*Work required:*
Across the listing below, how many lines hold "Query"? Reply with the number by itself.

_ _ _ _

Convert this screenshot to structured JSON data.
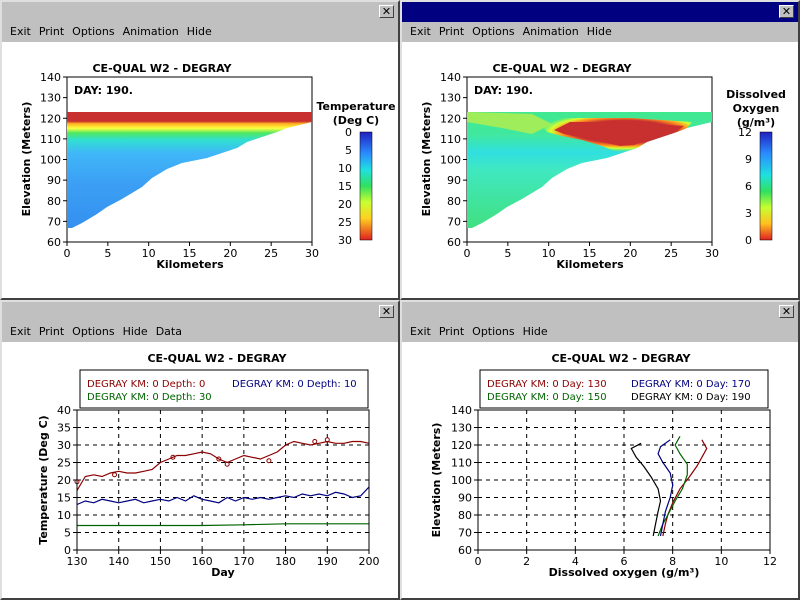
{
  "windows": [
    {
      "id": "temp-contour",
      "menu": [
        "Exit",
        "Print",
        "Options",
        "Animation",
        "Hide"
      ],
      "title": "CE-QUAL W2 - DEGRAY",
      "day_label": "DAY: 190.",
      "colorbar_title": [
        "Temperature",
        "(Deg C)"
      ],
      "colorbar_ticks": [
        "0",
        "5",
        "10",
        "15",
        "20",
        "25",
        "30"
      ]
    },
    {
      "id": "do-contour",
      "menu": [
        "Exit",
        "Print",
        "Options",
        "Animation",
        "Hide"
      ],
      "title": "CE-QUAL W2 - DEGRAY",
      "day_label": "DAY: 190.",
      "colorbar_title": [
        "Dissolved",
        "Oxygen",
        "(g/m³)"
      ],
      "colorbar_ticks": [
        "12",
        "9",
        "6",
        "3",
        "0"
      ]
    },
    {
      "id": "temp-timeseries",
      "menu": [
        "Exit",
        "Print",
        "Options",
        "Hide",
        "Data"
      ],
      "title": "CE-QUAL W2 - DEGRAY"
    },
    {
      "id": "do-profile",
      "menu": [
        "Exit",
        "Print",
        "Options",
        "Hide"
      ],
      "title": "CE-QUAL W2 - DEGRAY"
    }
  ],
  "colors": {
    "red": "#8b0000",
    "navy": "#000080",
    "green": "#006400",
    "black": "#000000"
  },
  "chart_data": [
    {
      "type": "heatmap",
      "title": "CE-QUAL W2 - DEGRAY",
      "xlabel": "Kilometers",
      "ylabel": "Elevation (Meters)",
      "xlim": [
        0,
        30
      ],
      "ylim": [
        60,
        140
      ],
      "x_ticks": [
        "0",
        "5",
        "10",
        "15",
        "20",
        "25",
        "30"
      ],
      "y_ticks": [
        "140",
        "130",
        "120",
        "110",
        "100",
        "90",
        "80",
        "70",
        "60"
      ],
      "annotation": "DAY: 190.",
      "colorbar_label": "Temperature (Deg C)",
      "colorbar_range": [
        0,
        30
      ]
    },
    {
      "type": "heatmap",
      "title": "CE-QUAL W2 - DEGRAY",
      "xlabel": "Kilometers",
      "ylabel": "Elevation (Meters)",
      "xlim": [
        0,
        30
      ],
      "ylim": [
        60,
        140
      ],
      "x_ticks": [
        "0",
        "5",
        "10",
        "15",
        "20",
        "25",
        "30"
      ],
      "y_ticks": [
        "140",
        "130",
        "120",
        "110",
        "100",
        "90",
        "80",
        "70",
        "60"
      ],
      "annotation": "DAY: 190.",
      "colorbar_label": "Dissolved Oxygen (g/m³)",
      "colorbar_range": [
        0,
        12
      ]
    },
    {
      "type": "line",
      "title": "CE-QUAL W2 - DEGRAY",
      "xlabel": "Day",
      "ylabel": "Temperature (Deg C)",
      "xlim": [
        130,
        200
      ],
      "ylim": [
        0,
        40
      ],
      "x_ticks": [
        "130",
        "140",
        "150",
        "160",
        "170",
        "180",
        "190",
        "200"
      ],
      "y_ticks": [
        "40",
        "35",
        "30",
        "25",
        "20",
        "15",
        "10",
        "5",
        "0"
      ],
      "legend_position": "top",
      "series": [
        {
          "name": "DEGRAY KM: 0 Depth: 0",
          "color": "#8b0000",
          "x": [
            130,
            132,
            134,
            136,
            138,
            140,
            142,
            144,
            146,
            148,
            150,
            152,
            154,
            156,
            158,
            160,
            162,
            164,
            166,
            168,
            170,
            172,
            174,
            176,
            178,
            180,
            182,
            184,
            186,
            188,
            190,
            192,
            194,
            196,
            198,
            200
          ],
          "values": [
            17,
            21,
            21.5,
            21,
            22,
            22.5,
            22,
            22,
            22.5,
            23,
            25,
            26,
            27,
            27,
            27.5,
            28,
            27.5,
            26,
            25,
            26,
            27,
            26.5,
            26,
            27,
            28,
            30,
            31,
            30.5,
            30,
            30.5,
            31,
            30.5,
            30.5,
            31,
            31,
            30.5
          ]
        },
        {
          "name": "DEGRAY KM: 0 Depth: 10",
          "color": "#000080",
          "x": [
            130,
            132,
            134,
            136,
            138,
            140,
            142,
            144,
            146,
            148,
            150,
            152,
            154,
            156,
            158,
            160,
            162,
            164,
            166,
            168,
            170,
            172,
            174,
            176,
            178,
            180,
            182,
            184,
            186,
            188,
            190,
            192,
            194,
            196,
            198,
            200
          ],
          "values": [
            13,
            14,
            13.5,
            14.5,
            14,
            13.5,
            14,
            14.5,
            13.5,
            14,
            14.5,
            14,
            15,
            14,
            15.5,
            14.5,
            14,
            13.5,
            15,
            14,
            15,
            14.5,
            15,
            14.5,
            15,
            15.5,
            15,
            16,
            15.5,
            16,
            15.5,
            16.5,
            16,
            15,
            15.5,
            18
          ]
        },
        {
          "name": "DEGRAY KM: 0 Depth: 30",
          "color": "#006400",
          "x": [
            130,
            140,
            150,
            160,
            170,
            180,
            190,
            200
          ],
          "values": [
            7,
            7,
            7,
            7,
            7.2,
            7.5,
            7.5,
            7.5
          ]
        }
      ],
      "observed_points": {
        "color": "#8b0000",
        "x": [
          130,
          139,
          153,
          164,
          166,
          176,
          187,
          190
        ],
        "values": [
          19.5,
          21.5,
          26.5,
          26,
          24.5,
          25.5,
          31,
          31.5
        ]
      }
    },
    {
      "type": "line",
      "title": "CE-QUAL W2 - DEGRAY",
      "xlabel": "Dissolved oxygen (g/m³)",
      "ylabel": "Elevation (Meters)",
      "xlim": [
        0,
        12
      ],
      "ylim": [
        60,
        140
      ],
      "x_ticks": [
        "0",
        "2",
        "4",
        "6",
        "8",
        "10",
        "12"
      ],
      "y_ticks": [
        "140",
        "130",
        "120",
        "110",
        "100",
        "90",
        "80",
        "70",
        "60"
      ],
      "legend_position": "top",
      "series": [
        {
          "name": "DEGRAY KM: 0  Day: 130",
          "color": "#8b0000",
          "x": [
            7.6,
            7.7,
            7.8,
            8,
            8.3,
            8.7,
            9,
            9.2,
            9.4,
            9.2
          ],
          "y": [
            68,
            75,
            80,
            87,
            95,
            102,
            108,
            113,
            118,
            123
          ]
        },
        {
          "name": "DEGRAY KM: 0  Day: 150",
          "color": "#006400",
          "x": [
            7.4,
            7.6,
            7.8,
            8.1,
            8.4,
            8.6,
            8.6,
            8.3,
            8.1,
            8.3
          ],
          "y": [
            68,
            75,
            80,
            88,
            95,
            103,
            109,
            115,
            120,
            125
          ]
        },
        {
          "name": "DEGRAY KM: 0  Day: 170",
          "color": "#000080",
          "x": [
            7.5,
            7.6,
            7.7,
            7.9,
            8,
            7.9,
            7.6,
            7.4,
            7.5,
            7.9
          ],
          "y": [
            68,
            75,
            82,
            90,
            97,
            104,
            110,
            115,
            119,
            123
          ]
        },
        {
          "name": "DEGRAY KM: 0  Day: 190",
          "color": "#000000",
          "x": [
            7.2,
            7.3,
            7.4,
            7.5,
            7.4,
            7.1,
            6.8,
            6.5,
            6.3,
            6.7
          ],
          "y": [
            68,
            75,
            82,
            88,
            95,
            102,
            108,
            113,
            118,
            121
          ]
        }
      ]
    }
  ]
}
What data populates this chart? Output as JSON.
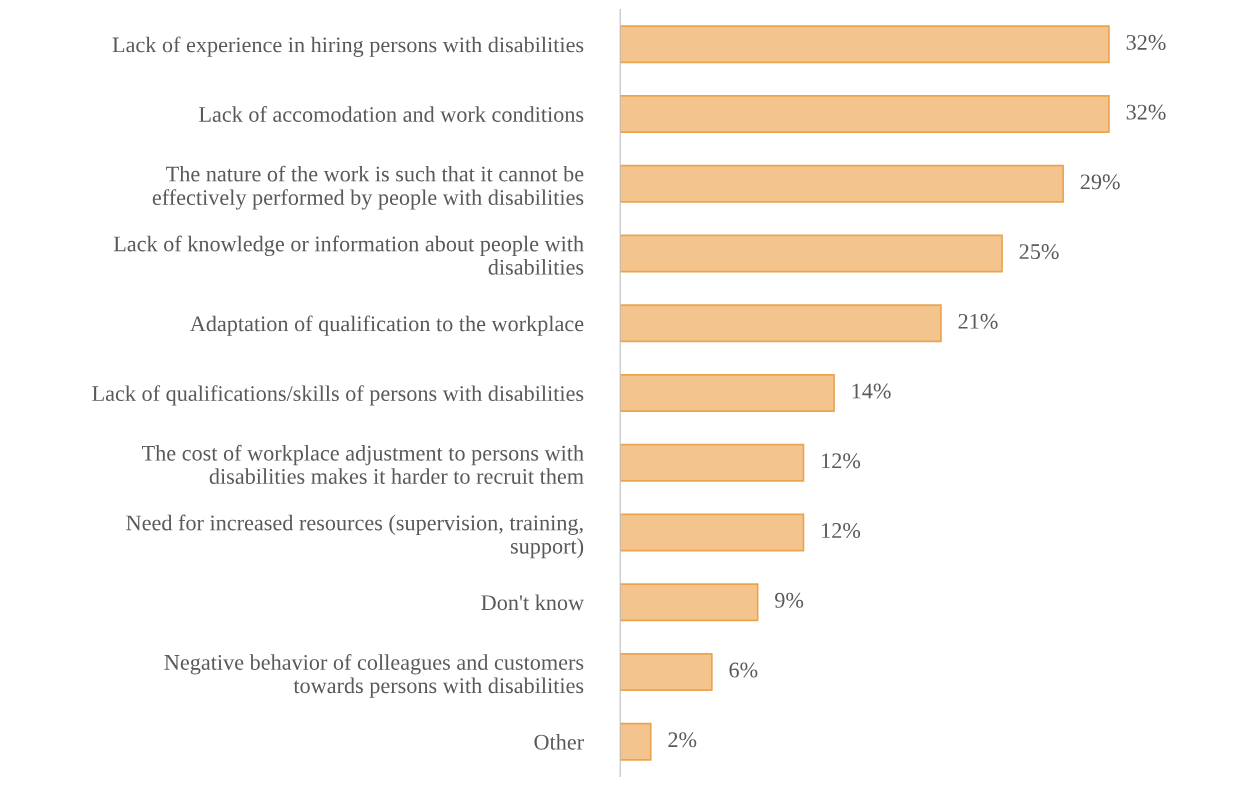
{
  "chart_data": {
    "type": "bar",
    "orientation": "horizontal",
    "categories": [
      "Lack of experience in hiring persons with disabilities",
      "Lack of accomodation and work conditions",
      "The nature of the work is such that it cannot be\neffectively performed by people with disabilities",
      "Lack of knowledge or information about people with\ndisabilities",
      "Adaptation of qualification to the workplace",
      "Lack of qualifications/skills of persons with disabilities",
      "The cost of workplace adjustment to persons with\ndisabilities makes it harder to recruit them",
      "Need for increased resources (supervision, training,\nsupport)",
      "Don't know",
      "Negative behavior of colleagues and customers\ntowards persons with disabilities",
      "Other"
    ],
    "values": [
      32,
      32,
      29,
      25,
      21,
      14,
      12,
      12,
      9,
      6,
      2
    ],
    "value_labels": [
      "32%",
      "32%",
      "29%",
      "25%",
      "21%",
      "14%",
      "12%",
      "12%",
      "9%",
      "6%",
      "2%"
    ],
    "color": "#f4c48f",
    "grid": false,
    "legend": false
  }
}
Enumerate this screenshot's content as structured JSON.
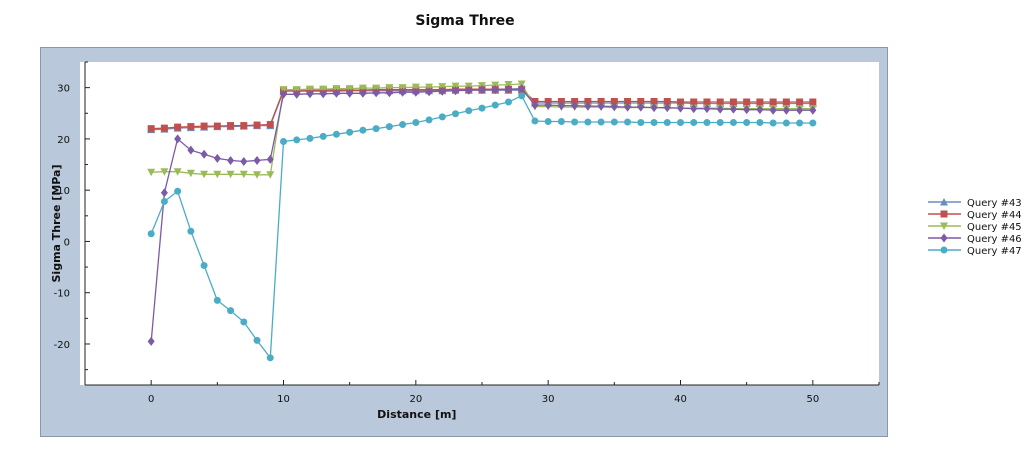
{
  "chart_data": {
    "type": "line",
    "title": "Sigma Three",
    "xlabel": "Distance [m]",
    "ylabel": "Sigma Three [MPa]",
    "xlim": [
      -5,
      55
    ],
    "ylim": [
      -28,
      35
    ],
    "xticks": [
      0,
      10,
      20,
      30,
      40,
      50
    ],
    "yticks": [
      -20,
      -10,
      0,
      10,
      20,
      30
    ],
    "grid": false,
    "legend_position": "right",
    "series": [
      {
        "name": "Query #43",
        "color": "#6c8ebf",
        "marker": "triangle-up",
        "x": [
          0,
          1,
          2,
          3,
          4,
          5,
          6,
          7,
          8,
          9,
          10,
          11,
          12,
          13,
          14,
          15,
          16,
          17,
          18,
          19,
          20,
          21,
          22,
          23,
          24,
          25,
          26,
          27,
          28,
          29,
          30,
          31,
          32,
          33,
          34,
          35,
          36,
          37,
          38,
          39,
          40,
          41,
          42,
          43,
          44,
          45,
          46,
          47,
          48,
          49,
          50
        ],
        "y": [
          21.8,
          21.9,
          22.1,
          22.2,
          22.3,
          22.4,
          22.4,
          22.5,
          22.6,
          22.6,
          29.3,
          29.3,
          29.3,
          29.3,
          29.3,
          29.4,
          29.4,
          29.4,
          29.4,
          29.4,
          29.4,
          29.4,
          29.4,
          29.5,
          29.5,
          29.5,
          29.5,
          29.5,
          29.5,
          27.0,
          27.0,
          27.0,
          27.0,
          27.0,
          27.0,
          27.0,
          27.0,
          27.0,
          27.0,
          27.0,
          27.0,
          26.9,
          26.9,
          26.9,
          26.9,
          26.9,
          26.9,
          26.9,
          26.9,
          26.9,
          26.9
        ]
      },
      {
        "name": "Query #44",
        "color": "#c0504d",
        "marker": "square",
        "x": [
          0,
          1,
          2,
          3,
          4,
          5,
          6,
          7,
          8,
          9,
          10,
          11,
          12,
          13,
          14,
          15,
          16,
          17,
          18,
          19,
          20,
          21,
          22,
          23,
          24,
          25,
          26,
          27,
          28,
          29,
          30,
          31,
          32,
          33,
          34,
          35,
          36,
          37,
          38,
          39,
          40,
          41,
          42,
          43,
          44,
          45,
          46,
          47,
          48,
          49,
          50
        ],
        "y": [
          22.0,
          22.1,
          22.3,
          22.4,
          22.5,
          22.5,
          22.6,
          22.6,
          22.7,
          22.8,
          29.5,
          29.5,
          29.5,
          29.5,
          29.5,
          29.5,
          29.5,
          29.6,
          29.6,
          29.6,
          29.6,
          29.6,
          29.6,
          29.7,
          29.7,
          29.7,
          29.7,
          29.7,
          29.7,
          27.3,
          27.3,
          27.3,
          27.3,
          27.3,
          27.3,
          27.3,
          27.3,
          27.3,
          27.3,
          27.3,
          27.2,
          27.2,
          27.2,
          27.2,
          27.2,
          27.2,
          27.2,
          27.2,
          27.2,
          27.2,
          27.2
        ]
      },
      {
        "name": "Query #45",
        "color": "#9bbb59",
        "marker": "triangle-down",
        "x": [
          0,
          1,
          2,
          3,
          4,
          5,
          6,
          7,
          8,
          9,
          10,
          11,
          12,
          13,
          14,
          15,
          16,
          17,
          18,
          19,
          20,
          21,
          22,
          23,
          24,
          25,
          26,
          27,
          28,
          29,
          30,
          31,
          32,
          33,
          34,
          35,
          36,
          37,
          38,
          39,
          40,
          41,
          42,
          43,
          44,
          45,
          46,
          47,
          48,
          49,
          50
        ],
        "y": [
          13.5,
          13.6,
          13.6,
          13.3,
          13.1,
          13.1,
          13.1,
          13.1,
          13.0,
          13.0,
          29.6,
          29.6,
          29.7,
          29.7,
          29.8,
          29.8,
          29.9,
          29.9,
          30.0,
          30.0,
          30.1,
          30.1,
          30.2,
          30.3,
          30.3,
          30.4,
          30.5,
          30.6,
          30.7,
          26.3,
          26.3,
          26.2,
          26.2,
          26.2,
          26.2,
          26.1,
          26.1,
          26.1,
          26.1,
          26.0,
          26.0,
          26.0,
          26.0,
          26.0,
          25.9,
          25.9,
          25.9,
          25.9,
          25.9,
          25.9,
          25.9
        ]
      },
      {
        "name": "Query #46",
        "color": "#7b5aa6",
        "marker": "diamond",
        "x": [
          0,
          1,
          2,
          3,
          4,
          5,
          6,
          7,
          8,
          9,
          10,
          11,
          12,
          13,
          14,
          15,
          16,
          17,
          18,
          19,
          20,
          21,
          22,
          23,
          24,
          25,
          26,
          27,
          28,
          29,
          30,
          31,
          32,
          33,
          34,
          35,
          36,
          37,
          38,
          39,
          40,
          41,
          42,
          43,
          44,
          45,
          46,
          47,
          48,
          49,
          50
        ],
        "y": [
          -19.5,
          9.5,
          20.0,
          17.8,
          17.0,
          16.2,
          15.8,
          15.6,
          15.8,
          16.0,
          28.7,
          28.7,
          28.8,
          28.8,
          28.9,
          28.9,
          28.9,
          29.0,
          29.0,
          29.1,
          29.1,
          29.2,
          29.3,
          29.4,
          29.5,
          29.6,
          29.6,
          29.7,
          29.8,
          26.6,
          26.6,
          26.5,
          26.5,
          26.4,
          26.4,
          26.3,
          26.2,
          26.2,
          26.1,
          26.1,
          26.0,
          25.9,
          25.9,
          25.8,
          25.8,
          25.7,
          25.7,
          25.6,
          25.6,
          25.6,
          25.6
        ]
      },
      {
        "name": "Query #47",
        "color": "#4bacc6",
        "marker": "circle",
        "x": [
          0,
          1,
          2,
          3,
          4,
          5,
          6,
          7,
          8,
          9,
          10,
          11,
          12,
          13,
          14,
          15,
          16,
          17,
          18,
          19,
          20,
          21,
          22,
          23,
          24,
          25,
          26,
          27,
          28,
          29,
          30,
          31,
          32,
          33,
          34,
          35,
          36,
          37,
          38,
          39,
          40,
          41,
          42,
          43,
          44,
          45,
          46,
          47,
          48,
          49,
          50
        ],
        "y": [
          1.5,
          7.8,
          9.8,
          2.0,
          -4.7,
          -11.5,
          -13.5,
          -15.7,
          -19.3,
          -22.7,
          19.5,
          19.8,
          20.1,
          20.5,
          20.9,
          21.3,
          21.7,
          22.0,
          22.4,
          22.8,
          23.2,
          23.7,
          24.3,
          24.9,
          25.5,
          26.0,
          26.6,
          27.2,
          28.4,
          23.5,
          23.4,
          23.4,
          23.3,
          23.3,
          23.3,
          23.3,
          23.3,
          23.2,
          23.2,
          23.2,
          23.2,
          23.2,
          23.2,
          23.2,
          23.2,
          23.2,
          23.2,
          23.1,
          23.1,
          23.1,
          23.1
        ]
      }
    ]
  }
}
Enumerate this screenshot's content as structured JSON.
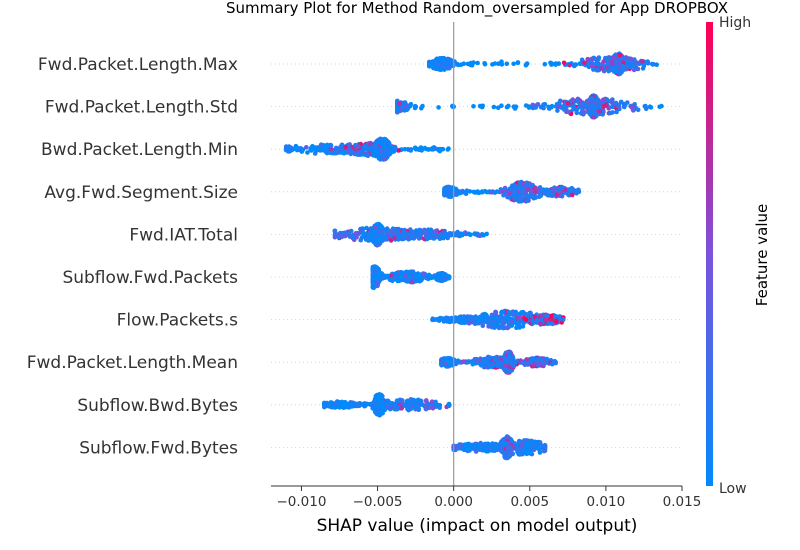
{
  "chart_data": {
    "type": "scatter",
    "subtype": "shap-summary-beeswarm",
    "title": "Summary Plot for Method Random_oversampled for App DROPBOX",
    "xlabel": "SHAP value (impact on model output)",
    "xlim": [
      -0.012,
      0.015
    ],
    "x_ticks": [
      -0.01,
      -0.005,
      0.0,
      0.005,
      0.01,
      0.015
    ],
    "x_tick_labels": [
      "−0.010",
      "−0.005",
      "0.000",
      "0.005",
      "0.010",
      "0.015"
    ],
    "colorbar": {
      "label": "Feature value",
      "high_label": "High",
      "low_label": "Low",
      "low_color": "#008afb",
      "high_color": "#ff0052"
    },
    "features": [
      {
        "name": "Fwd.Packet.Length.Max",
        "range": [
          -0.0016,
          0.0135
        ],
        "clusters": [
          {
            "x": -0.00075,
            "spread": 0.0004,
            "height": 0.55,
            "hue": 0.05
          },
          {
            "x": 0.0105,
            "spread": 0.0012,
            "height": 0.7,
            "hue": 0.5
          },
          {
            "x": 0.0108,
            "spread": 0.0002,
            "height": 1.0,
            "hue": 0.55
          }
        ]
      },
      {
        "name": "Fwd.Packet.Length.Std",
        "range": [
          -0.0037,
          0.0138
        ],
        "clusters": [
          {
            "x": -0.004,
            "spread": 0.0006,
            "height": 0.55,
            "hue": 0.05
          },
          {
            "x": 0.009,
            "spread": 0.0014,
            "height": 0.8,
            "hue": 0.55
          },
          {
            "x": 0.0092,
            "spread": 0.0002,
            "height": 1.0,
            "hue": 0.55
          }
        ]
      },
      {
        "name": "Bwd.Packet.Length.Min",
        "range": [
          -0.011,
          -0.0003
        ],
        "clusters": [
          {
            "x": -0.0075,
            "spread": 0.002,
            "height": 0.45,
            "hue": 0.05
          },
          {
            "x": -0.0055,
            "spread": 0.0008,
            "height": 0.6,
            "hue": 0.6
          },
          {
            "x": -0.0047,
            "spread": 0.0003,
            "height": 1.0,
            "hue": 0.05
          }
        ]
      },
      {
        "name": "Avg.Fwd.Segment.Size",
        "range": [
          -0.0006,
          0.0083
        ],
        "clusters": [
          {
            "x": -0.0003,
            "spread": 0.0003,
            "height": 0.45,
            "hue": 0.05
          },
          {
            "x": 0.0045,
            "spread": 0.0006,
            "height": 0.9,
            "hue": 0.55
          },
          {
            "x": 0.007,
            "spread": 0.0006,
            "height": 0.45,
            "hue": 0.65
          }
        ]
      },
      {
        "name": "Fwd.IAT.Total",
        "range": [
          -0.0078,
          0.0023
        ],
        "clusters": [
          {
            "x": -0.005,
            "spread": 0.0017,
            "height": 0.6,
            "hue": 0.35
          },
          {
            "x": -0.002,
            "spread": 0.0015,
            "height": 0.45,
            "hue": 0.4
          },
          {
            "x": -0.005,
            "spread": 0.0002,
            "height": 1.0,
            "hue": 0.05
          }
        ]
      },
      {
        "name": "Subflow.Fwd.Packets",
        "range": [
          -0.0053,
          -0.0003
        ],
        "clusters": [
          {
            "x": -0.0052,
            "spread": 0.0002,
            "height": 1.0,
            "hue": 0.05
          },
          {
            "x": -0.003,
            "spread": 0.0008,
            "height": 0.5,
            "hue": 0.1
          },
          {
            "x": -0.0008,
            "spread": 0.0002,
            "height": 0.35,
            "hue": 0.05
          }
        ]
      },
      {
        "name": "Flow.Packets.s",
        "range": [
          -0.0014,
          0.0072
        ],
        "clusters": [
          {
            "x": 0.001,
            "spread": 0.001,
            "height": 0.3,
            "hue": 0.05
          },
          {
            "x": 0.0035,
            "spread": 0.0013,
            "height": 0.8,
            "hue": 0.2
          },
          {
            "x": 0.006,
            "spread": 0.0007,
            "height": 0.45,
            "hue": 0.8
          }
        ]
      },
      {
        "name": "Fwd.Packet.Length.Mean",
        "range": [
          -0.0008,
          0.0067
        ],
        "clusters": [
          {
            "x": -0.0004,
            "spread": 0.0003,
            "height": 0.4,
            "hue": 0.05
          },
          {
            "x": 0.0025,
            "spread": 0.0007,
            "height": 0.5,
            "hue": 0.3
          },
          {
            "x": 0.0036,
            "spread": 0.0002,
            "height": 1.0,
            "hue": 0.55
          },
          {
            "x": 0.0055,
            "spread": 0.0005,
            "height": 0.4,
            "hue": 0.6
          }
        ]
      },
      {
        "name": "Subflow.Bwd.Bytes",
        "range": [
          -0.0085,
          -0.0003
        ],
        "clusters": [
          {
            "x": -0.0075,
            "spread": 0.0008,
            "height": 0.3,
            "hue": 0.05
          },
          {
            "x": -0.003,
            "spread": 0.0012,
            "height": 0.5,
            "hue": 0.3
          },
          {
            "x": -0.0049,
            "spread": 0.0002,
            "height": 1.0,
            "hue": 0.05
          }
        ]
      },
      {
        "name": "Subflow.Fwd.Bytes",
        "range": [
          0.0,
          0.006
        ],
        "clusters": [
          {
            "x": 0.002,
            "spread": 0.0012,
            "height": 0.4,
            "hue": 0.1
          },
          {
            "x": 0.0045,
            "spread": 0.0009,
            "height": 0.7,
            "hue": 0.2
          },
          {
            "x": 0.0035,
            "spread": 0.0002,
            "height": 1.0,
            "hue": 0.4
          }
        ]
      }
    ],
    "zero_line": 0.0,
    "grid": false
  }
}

_ _ _ _

*Answer to the exercise:*
5